Output all lines exactly, with nothing added or dropped.

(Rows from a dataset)
*****

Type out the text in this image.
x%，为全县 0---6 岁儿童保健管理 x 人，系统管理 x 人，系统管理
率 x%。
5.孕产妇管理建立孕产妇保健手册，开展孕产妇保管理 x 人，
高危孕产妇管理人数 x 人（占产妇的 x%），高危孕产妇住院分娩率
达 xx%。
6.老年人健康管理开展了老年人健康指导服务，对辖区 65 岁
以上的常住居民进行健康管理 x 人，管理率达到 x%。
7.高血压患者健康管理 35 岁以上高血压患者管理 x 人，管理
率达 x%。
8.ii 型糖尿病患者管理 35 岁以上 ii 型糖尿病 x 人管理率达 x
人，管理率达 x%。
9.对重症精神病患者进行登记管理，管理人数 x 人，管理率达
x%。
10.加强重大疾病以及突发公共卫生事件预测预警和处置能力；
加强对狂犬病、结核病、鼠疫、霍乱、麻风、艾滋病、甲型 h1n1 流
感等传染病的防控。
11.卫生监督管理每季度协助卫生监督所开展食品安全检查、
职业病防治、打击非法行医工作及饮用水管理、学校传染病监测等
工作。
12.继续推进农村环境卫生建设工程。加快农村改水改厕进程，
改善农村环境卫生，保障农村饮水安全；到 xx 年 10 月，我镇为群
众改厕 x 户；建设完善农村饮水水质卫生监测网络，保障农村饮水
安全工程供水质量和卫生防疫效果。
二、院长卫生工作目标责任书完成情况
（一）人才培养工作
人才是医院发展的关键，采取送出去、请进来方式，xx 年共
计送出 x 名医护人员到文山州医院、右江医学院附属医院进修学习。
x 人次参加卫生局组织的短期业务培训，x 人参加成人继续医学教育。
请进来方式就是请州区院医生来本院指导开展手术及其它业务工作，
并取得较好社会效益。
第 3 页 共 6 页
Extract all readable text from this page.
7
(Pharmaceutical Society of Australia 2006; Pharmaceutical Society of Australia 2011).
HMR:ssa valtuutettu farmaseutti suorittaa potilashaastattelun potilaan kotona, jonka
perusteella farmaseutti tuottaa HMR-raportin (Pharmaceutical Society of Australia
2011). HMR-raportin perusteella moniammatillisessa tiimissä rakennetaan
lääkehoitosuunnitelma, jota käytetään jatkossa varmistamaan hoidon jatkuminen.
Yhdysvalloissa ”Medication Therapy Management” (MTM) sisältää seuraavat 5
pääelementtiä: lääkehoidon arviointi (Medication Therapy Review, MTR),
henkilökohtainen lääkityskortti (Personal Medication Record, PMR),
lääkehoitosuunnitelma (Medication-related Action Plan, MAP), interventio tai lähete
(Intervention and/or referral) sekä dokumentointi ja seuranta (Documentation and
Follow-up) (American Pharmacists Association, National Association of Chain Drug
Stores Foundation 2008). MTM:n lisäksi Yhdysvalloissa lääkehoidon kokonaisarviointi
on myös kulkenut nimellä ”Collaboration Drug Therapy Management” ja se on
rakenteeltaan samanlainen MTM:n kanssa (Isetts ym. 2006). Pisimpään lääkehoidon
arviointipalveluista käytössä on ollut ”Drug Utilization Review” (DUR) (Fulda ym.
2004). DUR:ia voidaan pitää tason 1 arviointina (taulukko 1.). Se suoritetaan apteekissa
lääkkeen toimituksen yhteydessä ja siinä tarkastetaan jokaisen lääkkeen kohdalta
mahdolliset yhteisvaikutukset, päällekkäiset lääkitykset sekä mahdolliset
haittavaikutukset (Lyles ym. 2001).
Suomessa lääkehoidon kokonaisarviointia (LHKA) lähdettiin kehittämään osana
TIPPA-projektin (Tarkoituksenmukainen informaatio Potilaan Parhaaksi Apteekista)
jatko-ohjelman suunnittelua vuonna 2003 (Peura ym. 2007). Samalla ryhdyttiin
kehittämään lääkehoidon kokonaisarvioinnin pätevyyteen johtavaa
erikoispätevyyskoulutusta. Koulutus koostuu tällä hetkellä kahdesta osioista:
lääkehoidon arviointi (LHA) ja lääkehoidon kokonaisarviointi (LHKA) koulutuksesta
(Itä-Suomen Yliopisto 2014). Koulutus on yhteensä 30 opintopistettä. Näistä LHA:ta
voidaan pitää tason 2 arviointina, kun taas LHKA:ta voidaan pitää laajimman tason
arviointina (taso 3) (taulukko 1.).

*****

## The output
Type out the text in this image.
x%，为全县 0---6 岁儿童保健管理 x 人，系统管理 x 人，系统管理
率 x%。
5.孕产妇管理建立孕产妇保健手册，开展孕产妇保管理 x 人，
高危孕产妇管理人数 x 人（占产妇的 x%），高危孕产妇住院分娩率
达 xx%。
6.老年人健康管理开展了老年人健康指导服务，对辖区 65 岁
以上的常住居民进行健康管理 x 人，管理率达到 x%。
7.高血压患者健康管理 35 岁以上高血压患者管理 x 人，管理
率达 x%。
8.ii 型糖尿病患者管理 35 岁以上 ii 型糖尿病 x 人管理率达 x
人，管理率达 x%。
9.对重症精神病患者进行登记管理，管理人数 x 人，管理率达
x%。
10.加强重大疾病以及突发公共卫生事件预测预警和处置能力；
加强对狂犬病、结核病、鼠疫、霍乱、麻风、艾滋病、甲型 h1n1 流
感等传染病的防控。
11.卫生监督管理每季度协助卫生监督所开展食品安全检查、
职业病防治、打击非法行医工作及饮用水管理、学校传染病监测等
工作。
12.继续推进农村环境卫生建设工程。加快农村改水改厕进程，
改善农村环境卫生，保障农村饮水安全；到 xx 年 10 月，我镇为群
众改厕 x 户；建设完善农村饮水水质卫生监测网络，保障农村饮水
安全工程供水质量和卫生防疫效果。
二、院长卫生工作目标责任书完成情况
（一）人才培养工作
人才是医院发展的关键，采取送出去、请进来方式，xx 年共
计送出 x 名医护人员到文山州医院、右江医学院附属医院进修学习。
x 人次参加卫生局组织的短期业务培训，x 人参加成人继续医学教育。
请进来方式就是请州区院医生来本院指导开展手术及其它业务工作，
并取得较好社会效益。
第 3 页 共 6 页
Extract all readable text from this page.
7
(Pharmaceutical Society of Australia 2006; Pharmaceutical Society of Australia 2011).
HMR:ssa valtuutettu farmaseutti suorittaa potilashaastattelun potilaan kotona, jonka
perusteella farmaseutti tuottaa HMR-raportin (Pharmaceutical Society of Australia
2011). HMR-raportin perusteella moniammatillisessa tiimissä rakennetaan
lääkehoitosuunnitelma, jota käytetään jatkossa varmistamaan hoidon jatkuminen.
Yhdysvalloissa ”Medication Therapy Management” (MTM) sisältää seuraavat 5
pääelementtiä: lääkehoidon arviointi (Medication Therapy Review, MTR),
henkilökohtainen lääkityskortti (Personal Medication Record, PMR),
lääkehoitosuunnitelma (Medication-related Action Plan, MAP), interventio tai lähete
(Intervention and/or referral) sekä dokumentointi ja seuranta (Documentation and
Follow-up) (American Pharmacists Association, National Association of Chain Drug
Stores Foundation 2008). MTM:n lisäksi Yhdysvalloissa lääkehoidon kokonaisarviointi
on myös kulkenut nimellä ”Collaboration Drug Therapy Management” ja se on
rakenteeltaan samanlainen MTM:n kanssa (Isetts ym. 2006). Pisimpään lääkehoidon
arviointipalveluista käytössä on ollut ”Drug Utilization Review” (DUR) (Fulda ym.
2004). DUR:ia voidaan pitää tason 1 arviointina (taulukko 1.). Se suoritetaan apteekissa
lääkkeen toimituksen yhteydessä ja siinä tarkastetaan jokaisen lääkkeen kohdalta
mahdolliset yhteisvaikutukset, päällekkäiset lääkitykset sekä mahdolliset
haittavaikutukset (Lyles ym. 2001).
Suomessa lääkehoidon kokonaisarviointia (LHKA) lähdettiin kehittämään osana
TIPPA-projektin (Tarkoituksenmukainen informaatio Potilaan Parhaaksi Apteekista)
jatko-ohjelman suunnittelua vuonna 2003 (Peura ym. 2007). Samalla ryhdyttiin
kehittämään lääkehoidon kokonaisarvioinnin pätevyyteen johtavaa
erikoispätevyyskoulutusta. Koulutus koostuu tällä hetkellä kahdesta osioista:
lääkehoidon arviointi (LHA) ja lääkehoidon kokonaisarviointi (LHKA) koulutuksesta
(Itä-Suomen Yliopisto 2014). Koulutus on yhteensä 30 opintopistettä. Näistä LHA:ta
voidaan pitää tason 2 arviointina, kun taas LHKA:ta voidaan pitää laajimman tason
arviointina (taso 3) (taulukko 1.).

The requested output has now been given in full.